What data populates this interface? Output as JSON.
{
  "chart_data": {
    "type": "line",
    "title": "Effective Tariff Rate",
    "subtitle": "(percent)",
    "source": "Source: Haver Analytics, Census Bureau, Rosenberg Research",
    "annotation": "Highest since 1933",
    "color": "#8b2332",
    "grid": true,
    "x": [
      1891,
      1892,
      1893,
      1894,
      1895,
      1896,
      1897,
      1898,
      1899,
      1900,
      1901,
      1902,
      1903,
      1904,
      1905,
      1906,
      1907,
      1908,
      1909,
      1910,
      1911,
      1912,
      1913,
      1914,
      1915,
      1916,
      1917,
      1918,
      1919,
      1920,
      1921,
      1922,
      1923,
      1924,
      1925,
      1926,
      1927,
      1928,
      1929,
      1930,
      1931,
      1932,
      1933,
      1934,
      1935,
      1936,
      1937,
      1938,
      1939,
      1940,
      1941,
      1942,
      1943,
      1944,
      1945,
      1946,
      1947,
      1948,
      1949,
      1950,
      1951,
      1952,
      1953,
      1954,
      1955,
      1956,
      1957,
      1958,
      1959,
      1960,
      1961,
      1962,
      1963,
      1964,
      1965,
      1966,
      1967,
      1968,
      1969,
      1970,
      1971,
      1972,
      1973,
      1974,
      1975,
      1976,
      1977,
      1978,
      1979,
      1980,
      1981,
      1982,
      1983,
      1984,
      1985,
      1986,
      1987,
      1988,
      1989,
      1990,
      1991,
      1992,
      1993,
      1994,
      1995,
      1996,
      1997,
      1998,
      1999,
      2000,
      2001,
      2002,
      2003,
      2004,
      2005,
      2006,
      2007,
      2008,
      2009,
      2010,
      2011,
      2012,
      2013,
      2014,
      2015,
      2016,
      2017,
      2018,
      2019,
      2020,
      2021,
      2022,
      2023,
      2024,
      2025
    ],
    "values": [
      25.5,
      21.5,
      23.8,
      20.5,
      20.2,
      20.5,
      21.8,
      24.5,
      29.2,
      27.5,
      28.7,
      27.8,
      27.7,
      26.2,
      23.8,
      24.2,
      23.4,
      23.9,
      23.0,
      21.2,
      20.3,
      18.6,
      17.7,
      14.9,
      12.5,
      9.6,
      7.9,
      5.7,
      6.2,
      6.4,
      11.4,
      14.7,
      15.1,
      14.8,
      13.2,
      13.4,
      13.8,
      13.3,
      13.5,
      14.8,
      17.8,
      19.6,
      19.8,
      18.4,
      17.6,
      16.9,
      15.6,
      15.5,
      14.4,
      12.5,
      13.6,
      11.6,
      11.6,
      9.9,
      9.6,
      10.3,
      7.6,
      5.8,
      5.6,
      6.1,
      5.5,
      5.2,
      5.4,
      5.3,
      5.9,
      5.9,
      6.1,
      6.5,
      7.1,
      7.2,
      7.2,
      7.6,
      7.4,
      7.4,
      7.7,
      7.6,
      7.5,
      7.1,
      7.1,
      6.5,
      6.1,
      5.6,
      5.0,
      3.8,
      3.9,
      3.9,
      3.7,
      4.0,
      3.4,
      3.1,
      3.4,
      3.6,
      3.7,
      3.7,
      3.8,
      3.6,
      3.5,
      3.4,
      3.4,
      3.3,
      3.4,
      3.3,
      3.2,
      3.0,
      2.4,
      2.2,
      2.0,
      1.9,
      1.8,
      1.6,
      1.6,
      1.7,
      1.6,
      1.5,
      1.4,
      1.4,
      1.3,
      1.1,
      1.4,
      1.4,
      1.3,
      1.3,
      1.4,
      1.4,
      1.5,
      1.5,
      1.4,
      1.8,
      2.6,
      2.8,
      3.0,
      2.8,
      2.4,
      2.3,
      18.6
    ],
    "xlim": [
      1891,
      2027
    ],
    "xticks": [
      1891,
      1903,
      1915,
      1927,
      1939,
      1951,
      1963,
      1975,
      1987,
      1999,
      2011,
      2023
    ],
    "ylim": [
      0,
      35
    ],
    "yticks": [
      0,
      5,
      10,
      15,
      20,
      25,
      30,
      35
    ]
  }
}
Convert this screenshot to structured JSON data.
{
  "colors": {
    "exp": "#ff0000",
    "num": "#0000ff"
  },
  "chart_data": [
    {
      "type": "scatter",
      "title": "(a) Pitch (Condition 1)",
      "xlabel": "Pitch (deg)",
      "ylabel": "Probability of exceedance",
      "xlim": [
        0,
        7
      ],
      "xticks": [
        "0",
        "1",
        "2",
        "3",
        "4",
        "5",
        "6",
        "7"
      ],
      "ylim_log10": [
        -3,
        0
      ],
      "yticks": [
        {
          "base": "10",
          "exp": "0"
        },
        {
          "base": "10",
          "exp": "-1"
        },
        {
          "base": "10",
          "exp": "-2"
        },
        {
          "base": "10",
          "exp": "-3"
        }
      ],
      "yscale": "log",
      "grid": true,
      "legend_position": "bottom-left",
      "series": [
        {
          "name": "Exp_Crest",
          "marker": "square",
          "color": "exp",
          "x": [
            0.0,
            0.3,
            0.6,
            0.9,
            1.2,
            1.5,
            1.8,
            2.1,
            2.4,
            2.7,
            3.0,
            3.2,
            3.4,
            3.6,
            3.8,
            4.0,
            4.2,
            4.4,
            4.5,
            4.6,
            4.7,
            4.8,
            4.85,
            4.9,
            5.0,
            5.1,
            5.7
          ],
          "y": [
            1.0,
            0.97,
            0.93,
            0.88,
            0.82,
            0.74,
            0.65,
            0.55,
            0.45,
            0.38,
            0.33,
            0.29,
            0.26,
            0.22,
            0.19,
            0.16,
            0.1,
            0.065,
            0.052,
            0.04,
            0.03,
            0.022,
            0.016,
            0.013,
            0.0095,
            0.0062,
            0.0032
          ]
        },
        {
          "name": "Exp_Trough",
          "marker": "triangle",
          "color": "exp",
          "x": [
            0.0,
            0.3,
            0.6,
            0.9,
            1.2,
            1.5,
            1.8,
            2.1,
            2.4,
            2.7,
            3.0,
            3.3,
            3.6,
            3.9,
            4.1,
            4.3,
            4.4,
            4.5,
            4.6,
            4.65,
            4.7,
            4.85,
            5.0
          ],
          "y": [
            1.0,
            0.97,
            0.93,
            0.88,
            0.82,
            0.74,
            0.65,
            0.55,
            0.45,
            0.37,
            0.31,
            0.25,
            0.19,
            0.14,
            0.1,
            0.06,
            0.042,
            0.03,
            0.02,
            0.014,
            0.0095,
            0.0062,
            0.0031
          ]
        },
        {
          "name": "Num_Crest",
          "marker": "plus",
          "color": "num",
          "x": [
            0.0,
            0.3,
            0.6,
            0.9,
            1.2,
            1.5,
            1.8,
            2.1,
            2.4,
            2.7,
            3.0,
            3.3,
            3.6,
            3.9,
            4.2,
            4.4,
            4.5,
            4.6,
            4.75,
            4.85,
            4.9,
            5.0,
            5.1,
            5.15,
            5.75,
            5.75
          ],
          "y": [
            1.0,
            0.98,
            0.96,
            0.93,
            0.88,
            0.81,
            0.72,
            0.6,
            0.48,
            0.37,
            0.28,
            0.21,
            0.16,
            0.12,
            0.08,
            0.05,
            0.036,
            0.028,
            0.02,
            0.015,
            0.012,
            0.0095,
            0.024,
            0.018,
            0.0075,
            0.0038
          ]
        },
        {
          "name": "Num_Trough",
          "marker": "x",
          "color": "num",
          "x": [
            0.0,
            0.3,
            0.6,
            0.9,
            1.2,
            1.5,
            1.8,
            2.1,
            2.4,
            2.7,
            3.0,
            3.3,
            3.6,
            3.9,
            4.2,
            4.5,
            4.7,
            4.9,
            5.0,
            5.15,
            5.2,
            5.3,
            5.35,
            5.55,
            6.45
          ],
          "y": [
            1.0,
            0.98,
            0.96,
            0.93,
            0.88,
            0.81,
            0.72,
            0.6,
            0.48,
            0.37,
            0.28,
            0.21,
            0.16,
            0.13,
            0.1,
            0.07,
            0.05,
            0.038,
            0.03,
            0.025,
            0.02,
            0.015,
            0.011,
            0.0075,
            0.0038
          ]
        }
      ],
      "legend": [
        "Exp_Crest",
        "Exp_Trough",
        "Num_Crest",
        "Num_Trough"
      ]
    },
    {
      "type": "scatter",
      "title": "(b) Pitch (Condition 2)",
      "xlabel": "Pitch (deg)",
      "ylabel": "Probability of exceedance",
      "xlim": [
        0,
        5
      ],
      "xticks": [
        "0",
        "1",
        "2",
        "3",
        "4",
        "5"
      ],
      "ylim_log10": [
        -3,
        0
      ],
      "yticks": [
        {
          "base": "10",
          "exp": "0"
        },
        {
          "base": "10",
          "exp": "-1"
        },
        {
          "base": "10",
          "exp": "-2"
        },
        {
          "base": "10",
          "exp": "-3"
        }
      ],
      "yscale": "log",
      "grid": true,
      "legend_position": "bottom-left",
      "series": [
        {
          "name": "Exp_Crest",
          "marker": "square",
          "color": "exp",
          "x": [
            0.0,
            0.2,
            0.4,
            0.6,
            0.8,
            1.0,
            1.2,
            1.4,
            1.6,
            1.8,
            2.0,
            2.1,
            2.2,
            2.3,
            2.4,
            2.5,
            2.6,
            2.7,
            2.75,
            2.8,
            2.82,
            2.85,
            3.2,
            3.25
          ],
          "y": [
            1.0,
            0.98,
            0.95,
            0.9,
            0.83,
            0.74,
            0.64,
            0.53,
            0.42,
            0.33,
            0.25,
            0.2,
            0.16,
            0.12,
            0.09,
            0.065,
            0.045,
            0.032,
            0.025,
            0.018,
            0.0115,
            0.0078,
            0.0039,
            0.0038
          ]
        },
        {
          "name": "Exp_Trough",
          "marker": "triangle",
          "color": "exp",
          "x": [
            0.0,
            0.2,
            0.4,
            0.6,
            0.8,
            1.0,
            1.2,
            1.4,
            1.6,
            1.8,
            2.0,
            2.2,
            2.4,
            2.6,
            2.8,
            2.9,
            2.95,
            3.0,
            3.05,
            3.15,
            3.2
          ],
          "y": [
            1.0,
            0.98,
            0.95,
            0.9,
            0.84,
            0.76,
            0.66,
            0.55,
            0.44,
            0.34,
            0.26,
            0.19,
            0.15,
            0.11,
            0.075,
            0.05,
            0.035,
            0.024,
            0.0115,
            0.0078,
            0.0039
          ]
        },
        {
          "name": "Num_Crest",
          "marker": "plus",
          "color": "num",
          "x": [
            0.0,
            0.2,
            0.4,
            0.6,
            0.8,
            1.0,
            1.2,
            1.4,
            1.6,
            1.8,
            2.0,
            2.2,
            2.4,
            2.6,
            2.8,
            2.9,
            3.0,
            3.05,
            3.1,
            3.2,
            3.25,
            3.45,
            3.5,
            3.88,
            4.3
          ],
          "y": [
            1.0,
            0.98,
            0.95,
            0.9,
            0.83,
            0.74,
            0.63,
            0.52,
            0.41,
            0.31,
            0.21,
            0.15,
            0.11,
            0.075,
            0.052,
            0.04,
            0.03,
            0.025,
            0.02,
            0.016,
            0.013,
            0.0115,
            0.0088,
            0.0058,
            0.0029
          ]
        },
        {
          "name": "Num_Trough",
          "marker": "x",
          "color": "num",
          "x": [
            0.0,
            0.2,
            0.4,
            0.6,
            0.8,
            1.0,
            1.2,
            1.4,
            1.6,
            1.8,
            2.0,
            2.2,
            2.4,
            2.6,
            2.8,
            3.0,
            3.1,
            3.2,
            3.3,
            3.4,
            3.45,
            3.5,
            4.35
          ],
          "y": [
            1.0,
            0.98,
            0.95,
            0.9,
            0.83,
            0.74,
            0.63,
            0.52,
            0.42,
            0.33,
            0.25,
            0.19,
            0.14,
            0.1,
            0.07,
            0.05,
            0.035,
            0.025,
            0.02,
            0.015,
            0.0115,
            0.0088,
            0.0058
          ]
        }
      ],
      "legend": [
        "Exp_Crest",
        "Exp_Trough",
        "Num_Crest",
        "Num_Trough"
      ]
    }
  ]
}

::::::::

From the listing above, report the number of lines containing the string "Condition", without any accompanying remarks.

2